* DATA TO PROCESS
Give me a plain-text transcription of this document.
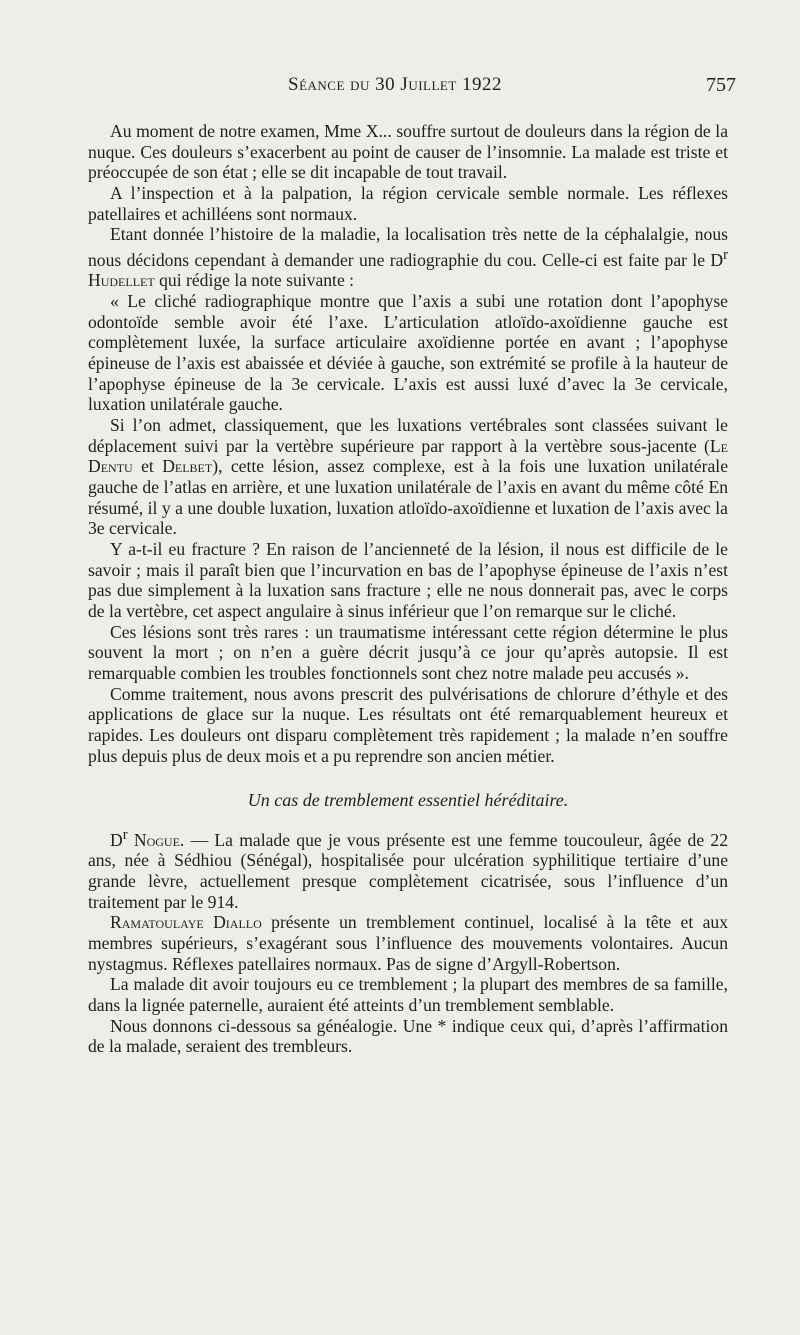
Séance du 30 Juillet 1922	757

Au moment de notre examen, Mme X... souffre surtout de douleurs dans la région de la nuque. Ces douleurs s’exacerbent au point de causer de l’insomnie. La malade est triste et préoccupée de son état ; elle se dit incapable de tout travail.

A l’inspection et à la palpation, la région cervicale semble normale. Les réflexes patellaires et achilléens sont normaux.

Etant donnée l’histoire de la maladie, la localisation très nette de la céphalalgie, nous nous décidons cependant à demander une radiographie du cou. Celle-ci est faite par le $D^r$ Hudellet qui rédige la note suivante :

« Le cliché radiographique montre que l’axis a subi une rotation dont l’apophyse odontoïde semble avoir été l’axe. L’articulation atloïdo-axoïdienne gauche est complètement luxée, la surface articulaire axoïdienne portée en avant ; l’apophyse épineuse de l’axis est abaissée et déviée à gauche, son extrémité se profile à la hauteur de l’apophyse épineuse de la 3e cervicale. L’axis est aussi luxé d’avec la 3e cervicale, luxation unilatérale gauche.

Si l’on admet, classiquement, que les luxations vertébrales sont classées suivant le déplacement suivi par la vertèbre supérieure par rapport à la vertèbre sous-jacente (Le Dentu et Delbet), cette lésion, assez complexe, est à la fois une luxation unilatérale gauche de l’atlas en arrière, et une luxation unilatérale de l’axis en avant du même côté En résumé, il y a une double luxation, luxation atloïdo-axoïdienne et luxation de l’axis avec la 3e cervicale.

Y a-t-il eu fracture ? En raison de l’ancienneté de la lésion, il nous est difficile de le savoir ; mais il paraît bien que l’incurvation en bas de l’apophyse épineuse de l’axis n’est pas due simplement à la luxation sans fracture ; elle ne nous donnerait pas, avec le corps de la vertèbre, cet aspect angulaire à sinus inférieur que l’on remarque sur le cliché.

Ces lésions sont très rares : un traumatisme intéressant cette région détermine le plus souvent la mort ; on n’en a guère décrit jusqu’à ce jour qu’après autopsie. Il est remarquable combien les troubles fonctionnels sont chez notre malade peu accusés ».

Comme traitement, nous avons prescrit des pulvérisations de chlorure d’éthyle et des applications de glace sur la nuque. Les résultats ont été remarquablement heureux et rapides. Les douleurs ont disparu complètement très rapidement ; la malade n’en souffre plus depuis plus de deux mois et a pu reprendre son ancien métier.

Un cas de tremblement essentiel héréditaire.

$D^r$ Nogue. — La malade que je vous présente est une femme toucouleur, âgée de 22 ans, née à Sédhiou (Sénégal), hospitalisée pour ulcération syphilitique tertiaire d’une grande lèvre, actuellement presque complètement cicatrisée, sous l’influence d’un traitement par le 914.

Ramatoulaye Diallo présente un tremblement continuel, localisé à la tête et aux membres supérieurs, s’exagérant sous l’influence des mouvements volontaires. Aucun nystagmus. Réflexes patellaires normaux. Pas de signe d’Argyll-Robertson.

La malade dit avoir toujours eu ce tremblement ; la plupart des membres de sa famille, dans la lignée paternelle, auraient été atteints d’un tremblement semblable.

Nous donnons ci-dessous sa généalogie. Une * indique ceux qui, d’après l’affirmation de la malade, seraient des trembleurs.
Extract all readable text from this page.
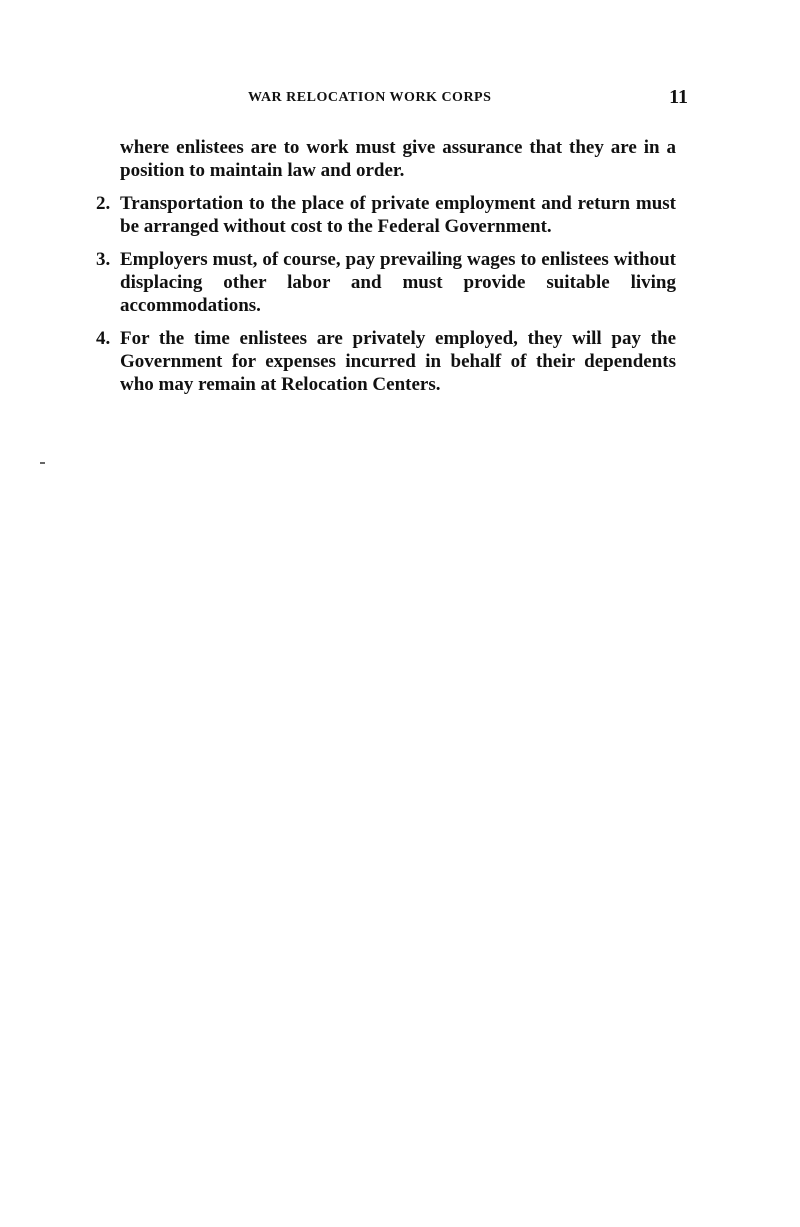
WAR RELOCATION WORK CORPS	11

where enlistees are to work must give assurance that they are in a position to maintain law and order.

2. Transportation to the place of private employment and return must be arranged without cost to the Federal Government.
3. Employers must, of course, pay prevailing wages to enlistees without displacing other labor and must provide suitable living accommodations.
4. For the time enlistees are privately employed, they will pay the Government for expenses incurred in behalf of their dependents who may remain at Relocation Centers.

* TASK
Wherever the string "très" appears in the entries above, list that line.

* SOLUTION
Etant donnée l’histoire de la maladie, la localisation très nette de la céphalalgie, nous nous décidons cependant à demander une radiographie du cou. Celle-ci est faite par le $D^r$ Hudellet qui rédige la note suivante :
Ces lésions sont très rares : un traumatisme intéressant cette région détermine le plus souvent la mort ; on n’en a guère décrit jusqu’à ce jour qu’après autopsie. Il est remarquable combien les troubles fonctionnels sont chez notre malade peu accusés ».
Comme traitement, nous avons prescrit des pulvérisations de chlorure d’éthyle et des applications de glace sur la nuque. Les résultats ont été remarquablement heureux et rapides. Les douleurs ont disparu complètement très rapidement ; la malade n’en souffre plus depuis plus de deux mois et a pu reprendre son ancien métier.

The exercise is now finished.